Short problem: Repeat the full listing below verbatim and keep the images out.

=== Data supplied ===

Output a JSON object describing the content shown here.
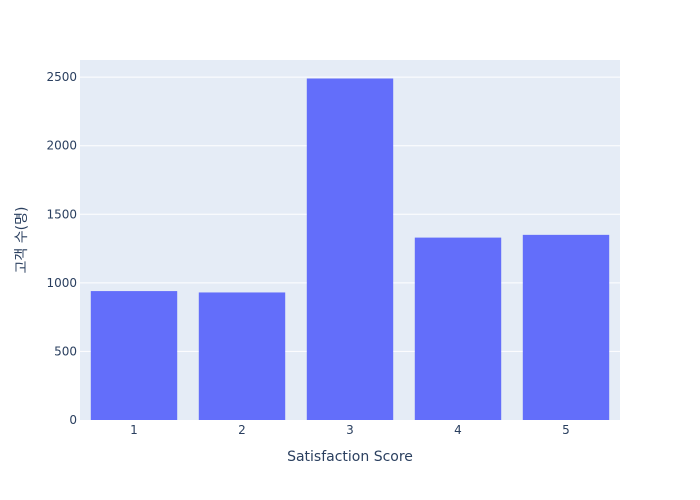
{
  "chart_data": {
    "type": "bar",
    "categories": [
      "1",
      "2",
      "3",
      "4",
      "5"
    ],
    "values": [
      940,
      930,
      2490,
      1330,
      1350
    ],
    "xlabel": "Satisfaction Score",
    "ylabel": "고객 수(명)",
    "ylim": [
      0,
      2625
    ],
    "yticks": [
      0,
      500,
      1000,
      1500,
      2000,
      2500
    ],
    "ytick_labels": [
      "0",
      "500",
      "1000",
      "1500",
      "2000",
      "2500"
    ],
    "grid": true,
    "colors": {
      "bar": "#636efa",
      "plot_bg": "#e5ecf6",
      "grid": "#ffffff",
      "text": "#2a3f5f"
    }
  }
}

===

The solution:
Output a JSON object describing the content shown here.
{
  "chart_data": {
    "type": "bar",
    "categories": [
      "1",
      "2",
      "3",
      "4",
      "5"
    ],
    "values": [
      940,
      930,
      2490,
      1330,
      1350
    ],
    "xlabel": "Satisfaction Score",
    "ylabel": "고객 수(명)",
    "ylim": [
      0,
      2625
    ],
    "yticks": [
      0,
      500,
      1000,
      1500,
      2000,
      2500
    ],
    "ytick_labels": [
      "0",
      "500",
      "1000",
      "1500",
      "2000",
      "2500"
    ],
    "grid": true,
    "colors": {
      "bar": "#636efa",
      "plot_bg": "#e5ecf6",
      "grid": "#ffffff",
      "text": "#2a3f5f"
    }
  }
}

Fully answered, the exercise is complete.